**** Records shown
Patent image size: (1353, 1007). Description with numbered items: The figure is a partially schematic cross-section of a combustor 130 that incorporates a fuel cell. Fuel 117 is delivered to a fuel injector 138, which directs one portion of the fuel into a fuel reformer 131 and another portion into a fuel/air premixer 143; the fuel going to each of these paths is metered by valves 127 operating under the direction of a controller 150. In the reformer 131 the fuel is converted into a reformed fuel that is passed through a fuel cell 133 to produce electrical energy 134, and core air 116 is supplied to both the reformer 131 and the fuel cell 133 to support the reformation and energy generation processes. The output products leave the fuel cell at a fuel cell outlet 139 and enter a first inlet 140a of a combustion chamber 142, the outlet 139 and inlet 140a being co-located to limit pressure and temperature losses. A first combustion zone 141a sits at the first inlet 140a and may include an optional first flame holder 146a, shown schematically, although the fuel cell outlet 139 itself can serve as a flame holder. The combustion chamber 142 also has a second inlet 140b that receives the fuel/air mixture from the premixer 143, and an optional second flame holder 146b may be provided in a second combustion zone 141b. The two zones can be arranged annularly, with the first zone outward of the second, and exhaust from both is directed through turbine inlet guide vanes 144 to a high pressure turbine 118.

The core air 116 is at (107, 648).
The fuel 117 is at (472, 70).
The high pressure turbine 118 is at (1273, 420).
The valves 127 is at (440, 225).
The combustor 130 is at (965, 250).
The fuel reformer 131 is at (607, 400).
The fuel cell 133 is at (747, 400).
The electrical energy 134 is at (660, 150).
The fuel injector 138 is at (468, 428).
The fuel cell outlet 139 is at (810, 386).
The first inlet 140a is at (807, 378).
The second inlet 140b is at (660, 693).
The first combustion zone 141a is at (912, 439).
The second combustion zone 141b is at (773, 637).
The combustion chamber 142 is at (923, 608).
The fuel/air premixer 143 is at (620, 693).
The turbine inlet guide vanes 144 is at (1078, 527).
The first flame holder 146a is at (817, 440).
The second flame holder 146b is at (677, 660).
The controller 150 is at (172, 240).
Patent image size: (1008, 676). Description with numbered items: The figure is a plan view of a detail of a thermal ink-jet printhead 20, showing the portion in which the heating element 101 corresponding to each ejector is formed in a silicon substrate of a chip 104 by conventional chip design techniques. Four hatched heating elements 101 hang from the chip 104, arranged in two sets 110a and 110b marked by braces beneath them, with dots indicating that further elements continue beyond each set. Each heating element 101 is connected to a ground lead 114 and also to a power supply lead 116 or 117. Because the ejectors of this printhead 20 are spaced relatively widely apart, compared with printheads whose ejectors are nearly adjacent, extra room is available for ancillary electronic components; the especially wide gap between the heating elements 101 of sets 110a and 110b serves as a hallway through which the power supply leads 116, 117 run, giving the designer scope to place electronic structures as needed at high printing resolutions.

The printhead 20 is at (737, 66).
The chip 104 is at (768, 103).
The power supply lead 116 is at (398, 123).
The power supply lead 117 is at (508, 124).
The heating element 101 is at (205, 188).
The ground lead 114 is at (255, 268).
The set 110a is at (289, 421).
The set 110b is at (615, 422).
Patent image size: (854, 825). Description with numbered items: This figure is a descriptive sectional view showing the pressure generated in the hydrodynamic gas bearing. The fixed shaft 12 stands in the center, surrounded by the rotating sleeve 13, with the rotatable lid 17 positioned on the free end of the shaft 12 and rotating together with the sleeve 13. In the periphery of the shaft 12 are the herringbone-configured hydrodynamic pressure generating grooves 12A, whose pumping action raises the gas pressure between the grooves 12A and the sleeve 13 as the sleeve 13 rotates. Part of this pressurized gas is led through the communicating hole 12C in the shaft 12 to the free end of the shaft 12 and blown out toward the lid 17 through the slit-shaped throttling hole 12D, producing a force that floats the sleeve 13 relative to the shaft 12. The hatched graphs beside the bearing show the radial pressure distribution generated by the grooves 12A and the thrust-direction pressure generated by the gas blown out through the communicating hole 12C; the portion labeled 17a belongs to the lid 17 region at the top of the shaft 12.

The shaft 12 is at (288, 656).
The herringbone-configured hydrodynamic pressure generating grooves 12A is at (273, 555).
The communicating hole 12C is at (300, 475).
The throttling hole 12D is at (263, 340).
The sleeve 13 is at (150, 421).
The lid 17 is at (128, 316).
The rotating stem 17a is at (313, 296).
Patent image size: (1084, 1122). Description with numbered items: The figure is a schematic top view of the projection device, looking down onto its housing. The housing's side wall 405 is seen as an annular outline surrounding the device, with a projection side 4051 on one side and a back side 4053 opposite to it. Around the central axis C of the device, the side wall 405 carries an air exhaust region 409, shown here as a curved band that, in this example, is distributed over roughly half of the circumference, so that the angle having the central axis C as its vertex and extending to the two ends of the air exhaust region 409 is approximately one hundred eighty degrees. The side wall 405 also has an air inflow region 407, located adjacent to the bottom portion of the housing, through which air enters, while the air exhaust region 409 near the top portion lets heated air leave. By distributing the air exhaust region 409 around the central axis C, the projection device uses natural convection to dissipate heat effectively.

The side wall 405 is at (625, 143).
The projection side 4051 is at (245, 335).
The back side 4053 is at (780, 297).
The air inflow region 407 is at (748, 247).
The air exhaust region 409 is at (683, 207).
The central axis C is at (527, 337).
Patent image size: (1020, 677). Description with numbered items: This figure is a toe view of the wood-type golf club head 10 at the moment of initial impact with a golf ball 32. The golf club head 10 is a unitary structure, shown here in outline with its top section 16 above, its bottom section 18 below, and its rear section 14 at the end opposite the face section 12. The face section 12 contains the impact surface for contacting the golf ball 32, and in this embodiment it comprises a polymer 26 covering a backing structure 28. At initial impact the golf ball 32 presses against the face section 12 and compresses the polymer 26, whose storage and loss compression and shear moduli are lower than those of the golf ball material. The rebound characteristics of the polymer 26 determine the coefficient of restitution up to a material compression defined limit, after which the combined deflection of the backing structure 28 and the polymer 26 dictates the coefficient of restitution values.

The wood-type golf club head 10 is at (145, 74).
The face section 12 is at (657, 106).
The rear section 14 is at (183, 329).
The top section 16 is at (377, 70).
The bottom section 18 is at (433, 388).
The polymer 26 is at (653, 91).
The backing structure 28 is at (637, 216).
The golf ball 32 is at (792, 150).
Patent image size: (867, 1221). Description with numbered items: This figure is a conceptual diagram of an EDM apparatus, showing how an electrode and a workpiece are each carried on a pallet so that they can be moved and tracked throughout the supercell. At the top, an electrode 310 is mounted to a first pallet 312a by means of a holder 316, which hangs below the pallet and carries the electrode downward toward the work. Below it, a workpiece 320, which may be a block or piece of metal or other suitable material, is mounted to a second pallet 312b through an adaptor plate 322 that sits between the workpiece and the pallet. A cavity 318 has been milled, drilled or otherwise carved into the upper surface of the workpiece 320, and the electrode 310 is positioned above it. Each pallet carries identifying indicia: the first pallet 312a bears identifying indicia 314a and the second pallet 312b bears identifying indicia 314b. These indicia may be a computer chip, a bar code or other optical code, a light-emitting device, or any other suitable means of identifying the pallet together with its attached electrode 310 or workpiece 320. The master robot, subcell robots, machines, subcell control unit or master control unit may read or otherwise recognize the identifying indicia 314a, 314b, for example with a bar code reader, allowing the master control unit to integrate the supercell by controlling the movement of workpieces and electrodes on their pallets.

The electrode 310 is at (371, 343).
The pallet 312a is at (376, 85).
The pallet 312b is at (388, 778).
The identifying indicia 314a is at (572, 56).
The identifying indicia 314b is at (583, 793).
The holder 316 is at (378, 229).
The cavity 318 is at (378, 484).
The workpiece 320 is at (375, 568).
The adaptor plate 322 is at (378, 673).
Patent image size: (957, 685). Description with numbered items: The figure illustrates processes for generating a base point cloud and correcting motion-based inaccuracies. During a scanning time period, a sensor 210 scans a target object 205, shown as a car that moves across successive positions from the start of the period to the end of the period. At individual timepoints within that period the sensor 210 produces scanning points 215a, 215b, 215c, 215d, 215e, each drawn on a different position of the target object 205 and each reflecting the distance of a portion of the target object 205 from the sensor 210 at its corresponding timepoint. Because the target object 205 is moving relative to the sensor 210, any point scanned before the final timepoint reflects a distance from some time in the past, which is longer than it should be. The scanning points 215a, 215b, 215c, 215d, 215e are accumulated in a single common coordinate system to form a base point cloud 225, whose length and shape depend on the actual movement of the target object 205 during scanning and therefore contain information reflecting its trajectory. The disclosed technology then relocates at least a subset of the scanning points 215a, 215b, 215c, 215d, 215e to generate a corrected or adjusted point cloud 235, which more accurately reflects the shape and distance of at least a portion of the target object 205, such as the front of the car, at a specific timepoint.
********
# Written task
Copy out the lines of the rows verbatim, beginning with the line that contains "Patent image size: (1008, 676)." and continuing through the line that contains "The set 110b is at (615, 422).", both included.

# Answer to the task
Patent image size: (1008, 676). Description with numbered items: The figure is a plan view of a detail of a thermal ink-jet printhead 20, showing the portion in which the heating element 101 corresponding to each ejector is formed in a silicon substrate of a chip 104 by conventional chip design techniques. Four hatched heating elements 101 hang from the chip 104, arranged in two sets 110a and 110b marked by braces beneath them, with dots indicating that further elements continue beyond each set. Each heating element 101 is connected to a ground lead 114 and also to a power supply lead 116 or 117. Because the ejectors of this printhead 20 are spaced relatively widely apart, compared with printheads whose ejectors are nearly adjacent, extra room is available for ancillary electronic components; the especially wide gap between the heating elements 101 of sets 110a and 110b serves as a hallway through which the power supply leads 116, 117 run, giving the designer scope to place electronic structures as needed at high printing resolutions.

The printhead 20 is at (737, 66).
The chip 104 is at (768, 103).
The power supply lead 116 is at (398, 123).
The power supply lead 117 is at (508, 124).
The heating element 101 is at (205, 188).
The ground lead 114 is at (255, 268).
The set 110a is at (289, 421).
The set 110b is at (615, 422).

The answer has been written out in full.